◆ The task
Each entry below is to be transcribed exactly.
##### The data
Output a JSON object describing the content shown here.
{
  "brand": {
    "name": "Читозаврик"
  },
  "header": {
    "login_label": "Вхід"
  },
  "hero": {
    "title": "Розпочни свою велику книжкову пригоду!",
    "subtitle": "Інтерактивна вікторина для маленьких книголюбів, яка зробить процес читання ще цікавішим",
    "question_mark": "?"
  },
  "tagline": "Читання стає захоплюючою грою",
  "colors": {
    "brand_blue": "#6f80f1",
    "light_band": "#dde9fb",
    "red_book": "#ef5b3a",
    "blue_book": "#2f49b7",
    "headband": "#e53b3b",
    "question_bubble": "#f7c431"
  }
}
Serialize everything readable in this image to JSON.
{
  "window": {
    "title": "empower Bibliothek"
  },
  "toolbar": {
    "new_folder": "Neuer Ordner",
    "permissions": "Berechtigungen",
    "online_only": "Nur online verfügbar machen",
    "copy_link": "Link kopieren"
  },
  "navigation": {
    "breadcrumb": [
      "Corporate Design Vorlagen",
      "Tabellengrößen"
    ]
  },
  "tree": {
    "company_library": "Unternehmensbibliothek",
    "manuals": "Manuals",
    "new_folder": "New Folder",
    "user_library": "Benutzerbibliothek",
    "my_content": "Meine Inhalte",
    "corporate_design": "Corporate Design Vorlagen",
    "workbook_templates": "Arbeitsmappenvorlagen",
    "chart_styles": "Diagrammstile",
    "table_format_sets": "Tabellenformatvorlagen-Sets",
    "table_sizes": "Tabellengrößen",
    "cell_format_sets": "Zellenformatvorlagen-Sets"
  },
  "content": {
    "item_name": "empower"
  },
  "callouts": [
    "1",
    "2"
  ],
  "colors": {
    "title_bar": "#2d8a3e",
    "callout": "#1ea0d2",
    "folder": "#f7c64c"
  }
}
##########
◆ In response
Output a JSON object describing the content shown here.
{
  "brand": {
    "name": "Читозаврик"
  },
  "header": {
    "login_label": "Вхід"
  },
  "hero": {
    "title": "Розпочни свою велику книжкову пригоду!",
    "subtitle": "Інтерактивна вікторина для маленьких книголюбів, яка зробить процес читання ще цікавішим",
    "question_mark": "?"
  },
  "tagline": "Читання стає захоплюючою грою",
  "colors": {
    "brand_blue": "#6f80f1",
    "light_band": "#dde9fb",
    "red_book": "#ef5b3a",
    "blue_book": "#2f49b7",
    "headband": "#e53b3b",
    "question_bubble": "#f7c431"
  }
}
Serialize everything readable in this image to JSON.
{
  "window": {
    "title": "empower Bibliothek"
  },
  "toolbar": {
    "new_folder": "Neuer Ordner",
    "permissions": "Berechtigungen",
    "online_only": "Nur online verfügbar machen",
    "copy_link": "Link kopieren"
  },
  "navigation": {
    "breadcrumb": [
      "Corporate Design Vorlagen",
      "Tabellengrößen"
    ]
  },
  "tree": {
    "company_library": "Unternehmensbibliothek",
    "manuals": "Manuals",
    "new_folder": "New Folder",
    "user_library": "Benutzerbibliothek",
    "my_content": "Meine Inhalte",
    "corporate_design": "Corporate Design Vorlagen",
    "workbook_templates": "Arbeitsmappenvorlagen",
    "chart_styles": "Diagrammstile",
    "table_format_sets": "Tabellenformatvorlagen-Sets",
    "table_sizes": "Tabellengrößen",
    "cell_format_sets": "Zellenformatvorlagen-Sets"
  },
  "content": {
    "item_name": "empower"
  },
  "callouts": [
    "1",
    "2"
  ],
  "colors": {
    "title_bar": "#2d8a3e",
    "callout": "#1ea0d2",
    "folder": "#f7c64c"
  }
}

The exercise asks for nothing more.